Task brief: Report the number of lines containing "Enumerate", with no other words.

## BEGIN Stored rows

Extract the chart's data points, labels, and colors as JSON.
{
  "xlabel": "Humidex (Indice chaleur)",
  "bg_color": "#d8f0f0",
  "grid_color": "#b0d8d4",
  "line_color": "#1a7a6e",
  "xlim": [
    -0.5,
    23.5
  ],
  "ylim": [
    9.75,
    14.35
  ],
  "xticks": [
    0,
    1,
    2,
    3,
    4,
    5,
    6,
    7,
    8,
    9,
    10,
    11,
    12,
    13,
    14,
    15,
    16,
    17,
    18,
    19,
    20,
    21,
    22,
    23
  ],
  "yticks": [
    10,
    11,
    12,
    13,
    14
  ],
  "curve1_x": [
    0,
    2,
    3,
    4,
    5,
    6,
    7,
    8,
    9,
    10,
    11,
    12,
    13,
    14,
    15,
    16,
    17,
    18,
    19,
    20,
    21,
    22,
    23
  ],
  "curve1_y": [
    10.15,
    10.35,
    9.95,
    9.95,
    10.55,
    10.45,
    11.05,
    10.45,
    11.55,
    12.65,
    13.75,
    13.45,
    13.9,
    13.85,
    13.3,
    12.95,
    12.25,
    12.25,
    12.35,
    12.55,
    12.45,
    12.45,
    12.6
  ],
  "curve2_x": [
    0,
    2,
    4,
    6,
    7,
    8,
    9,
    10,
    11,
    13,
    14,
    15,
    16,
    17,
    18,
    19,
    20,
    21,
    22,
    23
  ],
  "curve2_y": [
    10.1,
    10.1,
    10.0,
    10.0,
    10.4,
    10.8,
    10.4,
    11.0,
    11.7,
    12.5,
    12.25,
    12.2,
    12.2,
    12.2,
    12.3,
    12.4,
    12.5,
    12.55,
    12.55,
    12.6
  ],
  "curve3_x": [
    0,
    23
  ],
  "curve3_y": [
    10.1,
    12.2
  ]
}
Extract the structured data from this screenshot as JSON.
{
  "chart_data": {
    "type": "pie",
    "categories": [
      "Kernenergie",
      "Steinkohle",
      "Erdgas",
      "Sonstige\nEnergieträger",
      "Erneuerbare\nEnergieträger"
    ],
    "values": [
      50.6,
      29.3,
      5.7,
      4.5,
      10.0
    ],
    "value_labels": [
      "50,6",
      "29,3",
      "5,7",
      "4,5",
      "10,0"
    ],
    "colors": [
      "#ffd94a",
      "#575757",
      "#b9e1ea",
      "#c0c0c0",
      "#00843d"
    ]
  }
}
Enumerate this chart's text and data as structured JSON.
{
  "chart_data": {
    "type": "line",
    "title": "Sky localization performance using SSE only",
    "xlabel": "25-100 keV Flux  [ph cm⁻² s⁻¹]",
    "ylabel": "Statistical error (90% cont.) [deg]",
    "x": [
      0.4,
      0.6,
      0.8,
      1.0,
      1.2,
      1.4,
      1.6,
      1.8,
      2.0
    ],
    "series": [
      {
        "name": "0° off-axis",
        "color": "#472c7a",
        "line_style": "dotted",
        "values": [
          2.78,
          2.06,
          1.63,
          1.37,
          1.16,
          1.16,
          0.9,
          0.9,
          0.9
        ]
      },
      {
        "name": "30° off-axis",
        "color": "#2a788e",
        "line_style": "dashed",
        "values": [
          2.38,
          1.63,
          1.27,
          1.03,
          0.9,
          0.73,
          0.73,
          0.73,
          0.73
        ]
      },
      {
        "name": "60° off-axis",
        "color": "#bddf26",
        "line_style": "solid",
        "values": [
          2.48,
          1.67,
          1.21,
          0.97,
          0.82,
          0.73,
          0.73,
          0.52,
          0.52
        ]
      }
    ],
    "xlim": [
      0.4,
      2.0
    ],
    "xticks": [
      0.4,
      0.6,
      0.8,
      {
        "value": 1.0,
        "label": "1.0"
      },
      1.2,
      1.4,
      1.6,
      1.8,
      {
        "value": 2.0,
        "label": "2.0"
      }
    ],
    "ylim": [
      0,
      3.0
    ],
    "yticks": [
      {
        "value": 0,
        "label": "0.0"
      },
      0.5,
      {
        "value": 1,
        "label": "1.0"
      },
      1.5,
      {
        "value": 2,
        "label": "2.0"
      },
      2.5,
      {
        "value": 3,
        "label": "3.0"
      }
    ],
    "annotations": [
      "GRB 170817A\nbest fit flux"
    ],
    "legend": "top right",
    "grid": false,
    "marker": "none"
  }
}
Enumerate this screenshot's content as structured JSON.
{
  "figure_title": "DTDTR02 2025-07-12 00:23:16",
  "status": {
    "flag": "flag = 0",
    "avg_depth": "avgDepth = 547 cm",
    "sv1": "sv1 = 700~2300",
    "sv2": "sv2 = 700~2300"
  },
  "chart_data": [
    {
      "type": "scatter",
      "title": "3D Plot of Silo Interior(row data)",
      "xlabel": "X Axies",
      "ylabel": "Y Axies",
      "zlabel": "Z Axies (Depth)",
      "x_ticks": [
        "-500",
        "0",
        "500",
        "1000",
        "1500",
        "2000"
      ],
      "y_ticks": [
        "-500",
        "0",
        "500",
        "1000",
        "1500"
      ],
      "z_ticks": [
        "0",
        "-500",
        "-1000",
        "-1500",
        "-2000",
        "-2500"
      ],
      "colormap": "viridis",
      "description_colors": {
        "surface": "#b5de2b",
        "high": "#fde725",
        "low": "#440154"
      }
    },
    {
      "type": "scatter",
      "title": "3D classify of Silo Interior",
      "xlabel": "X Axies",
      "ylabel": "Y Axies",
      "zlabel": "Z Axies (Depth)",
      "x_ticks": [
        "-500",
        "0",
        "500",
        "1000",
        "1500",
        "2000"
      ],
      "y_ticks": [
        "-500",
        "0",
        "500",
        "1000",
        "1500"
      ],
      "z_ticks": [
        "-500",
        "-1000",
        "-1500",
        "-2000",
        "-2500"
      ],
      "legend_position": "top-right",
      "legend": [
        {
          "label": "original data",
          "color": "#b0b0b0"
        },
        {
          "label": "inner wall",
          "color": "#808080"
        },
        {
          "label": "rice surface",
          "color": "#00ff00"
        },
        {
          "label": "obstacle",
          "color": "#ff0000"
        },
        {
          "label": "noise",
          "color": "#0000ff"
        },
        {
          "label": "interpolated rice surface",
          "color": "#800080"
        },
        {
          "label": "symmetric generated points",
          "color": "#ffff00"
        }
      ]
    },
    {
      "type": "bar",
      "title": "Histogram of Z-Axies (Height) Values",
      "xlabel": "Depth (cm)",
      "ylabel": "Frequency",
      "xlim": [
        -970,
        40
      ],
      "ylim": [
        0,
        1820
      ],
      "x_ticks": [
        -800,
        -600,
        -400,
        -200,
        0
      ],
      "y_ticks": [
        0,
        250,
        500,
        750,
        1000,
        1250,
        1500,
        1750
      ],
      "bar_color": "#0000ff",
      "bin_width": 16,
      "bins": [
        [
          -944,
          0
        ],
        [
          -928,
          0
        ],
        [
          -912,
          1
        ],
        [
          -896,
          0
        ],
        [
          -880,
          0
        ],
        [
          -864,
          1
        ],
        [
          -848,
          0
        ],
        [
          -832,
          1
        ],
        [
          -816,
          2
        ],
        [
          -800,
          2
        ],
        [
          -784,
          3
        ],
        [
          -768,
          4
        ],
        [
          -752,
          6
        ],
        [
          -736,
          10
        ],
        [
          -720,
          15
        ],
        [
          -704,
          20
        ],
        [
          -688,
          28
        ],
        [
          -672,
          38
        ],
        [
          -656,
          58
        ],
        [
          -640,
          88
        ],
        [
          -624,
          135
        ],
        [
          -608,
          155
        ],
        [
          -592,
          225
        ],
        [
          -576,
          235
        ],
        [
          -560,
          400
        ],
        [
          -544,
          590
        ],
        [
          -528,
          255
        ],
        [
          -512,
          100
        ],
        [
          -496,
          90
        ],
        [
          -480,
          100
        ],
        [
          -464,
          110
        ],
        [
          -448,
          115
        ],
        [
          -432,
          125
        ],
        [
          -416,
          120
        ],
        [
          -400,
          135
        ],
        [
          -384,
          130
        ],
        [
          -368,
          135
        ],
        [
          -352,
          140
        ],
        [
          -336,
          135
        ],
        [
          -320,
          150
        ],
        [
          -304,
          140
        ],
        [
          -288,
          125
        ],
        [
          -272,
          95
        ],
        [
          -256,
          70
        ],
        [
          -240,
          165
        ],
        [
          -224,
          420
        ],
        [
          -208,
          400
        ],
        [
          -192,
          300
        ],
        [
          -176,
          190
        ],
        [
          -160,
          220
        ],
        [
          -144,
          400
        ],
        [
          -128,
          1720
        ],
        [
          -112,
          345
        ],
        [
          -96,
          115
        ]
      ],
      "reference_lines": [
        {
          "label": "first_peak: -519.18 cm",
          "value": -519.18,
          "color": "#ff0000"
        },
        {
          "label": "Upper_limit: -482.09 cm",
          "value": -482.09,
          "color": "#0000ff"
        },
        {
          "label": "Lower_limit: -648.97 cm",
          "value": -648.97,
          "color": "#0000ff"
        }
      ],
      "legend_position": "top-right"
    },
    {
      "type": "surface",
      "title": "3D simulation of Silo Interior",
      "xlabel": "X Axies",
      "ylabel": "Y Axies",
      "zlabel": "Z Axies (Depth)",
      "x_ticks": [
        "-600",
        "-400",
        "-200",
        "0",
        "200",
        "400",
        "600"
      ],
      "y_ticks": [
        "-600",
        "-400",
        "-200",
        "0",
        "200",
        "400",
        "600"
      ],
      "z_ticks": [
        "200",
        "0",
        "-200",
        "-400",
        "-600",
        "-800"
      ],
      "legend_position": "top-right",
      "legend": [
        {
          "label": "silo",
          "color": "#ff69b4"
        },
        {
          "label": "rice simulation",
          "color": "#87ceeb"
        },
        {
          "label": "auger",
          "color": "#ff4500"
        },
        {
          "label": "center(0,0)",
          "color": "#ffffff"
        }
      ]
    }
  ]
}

## END Stored rows

Answer for this exercise: 2